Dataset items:
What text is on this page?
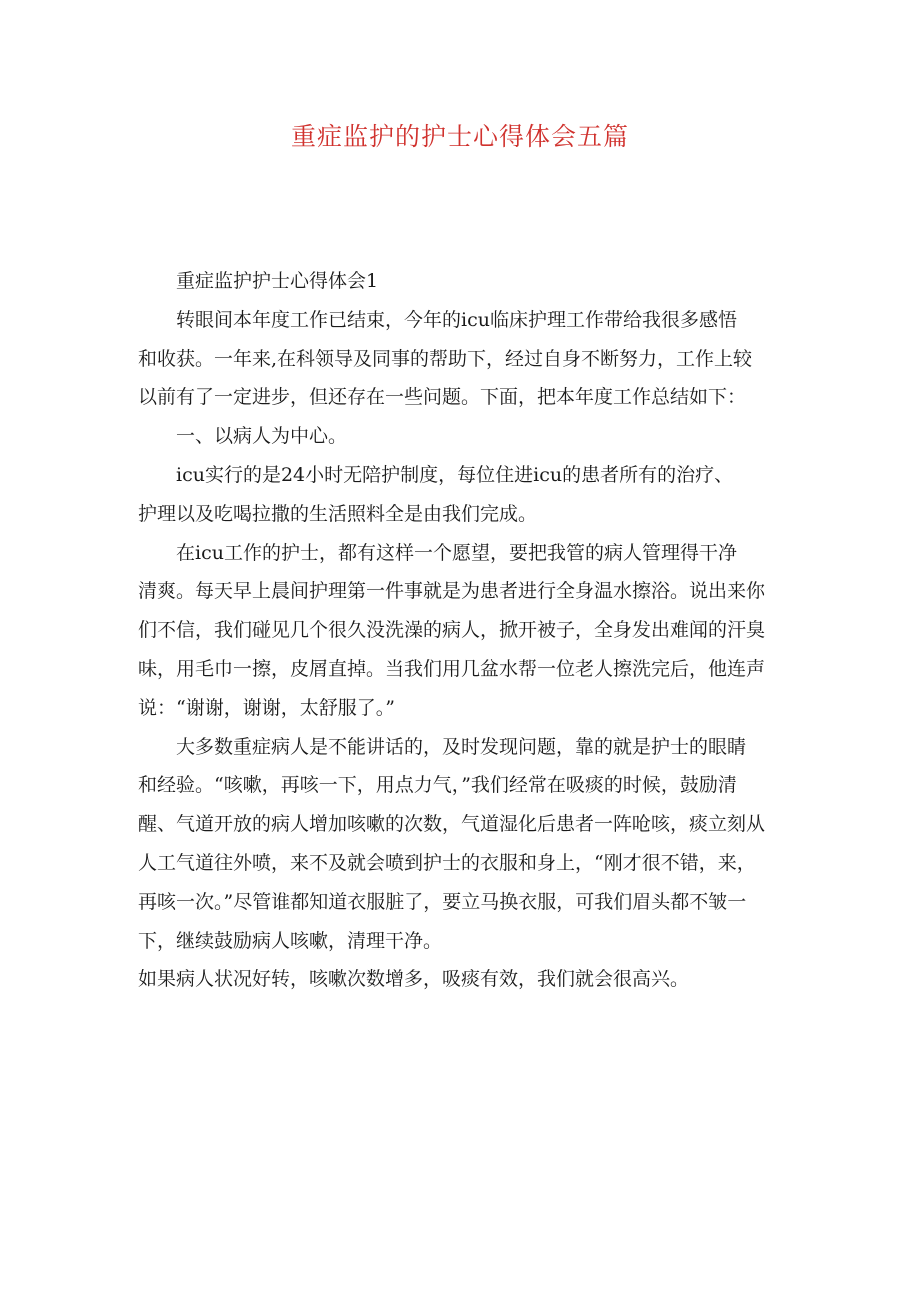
重症监护的护士心得体会五篇

重症监护护士心得体会1

转眼间本年度工作已结束，今年的icu临床护理工作带给我很多感悟
和收获。一年来,在科领导及同事的帮助下，经过自身不断努力，工作上较
以前有了一定进步，但还存在一些问题。下面，把本年度工作总结如下：

一、以病人为中心。

icu实行的是24小时无陪护制度，每位住进icu的患者所有的治疗、
护理以及吃喝拉撒的生活照料全是由我们完成。

在icu工作的护士，都有这样一个愿望，要把我管的病人管理得干净
清爽。每天早上晨间护理第一件事就是为患者进行全身温水擦浴。说出来你
们不信，我们碰见几个很久没洗澡的病人，掀开被子，全身发出难闻的汗臭
味，用毛巾一擦，皮屑直掉。当我们用几盆水帮一位老人擦洗完后，他连声
说：“谢谢，谢谢，太舒服了。”

大多数重症病人是不能讲话的，及时发现问题，靠的就是护士的眼睛
和经验。“咳嗽，再咳一下，用点力气，”我们经常在吸痰的时候，鼓励清
醒、气道开放的病人增加咳嗽的次数，气道湿化后患者一阵呛咳，痰立刻从
人工气道往外喷，来不及就会喷到护士的衣服和身上，“刚才很不错，来，
再咳一次。”尽管谁都知道衣服脏了，要立马换衣服，可我们眉头都不皱一
下，继续鼓励病人咳嗽，清理干净。

如果病人状况好转，咳嗽次数增多，吸痰有效，我们就会很高兴。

### THE PROBLEM
Output the material word for word, omitting its pictures.

### WRITTEN RESPONSE
What text is on this page?
重症监护的护士心得体会五篇

重症监护护士心得体会1

转眼间本年度工作已结束，今年的icu临床护理工作带给我很多感悟
和收获。一年来,在科领导及同事的帮助下，经过自身不断努力，工作上较
以前有了一定进步，但还存在一些问题。下面，把本年度工作总结如下：

一、以病人为中心。

icu实行的是24小时无陪护制度，每位住进icu的患者所有的治疗、
护理以及吃喝拉撒的生活照料全是由我们完成。

在icu工作的护士，都有这样一个愿望，要把我管的病人管理得干净
清爽。每天早上晨间护理第一件事就是为患者进行全身温水擦浴。说出来你
们不信，我们碰见几个很久没洗澡的病人，掀开被子，全身发出难闻的汗臭
味，用毛巾一擦，皮屑直掉。当我们用几盆水帮一位老人擦洗完后，他连声
说：“谢谢，谢谢，太舒服了。”

大多数重症病人是不能讲话的，及时发现问题，靠的就是护士的眼睛
和经验。“咳嗽，再咳一下，用点力气，”我们经常在吸痰的时候，鼓励清
醒、气道开放的病人增加咳嗽的次数，气道湿化后患者一阵呛咳，痰立刻从
人工气道往外喷，来不及就会喷到护士的衣服和身上，“刚才很不错，来，
再咳一次。”尽管谁都知道衣服脏了，要立马换衣服，可我们眉头都不皱一
下，继续鼓励病人咳嗽，清理干净。

如果病人状况好转，咳嗽次数增多，吸痰有效，我们就会很高兴。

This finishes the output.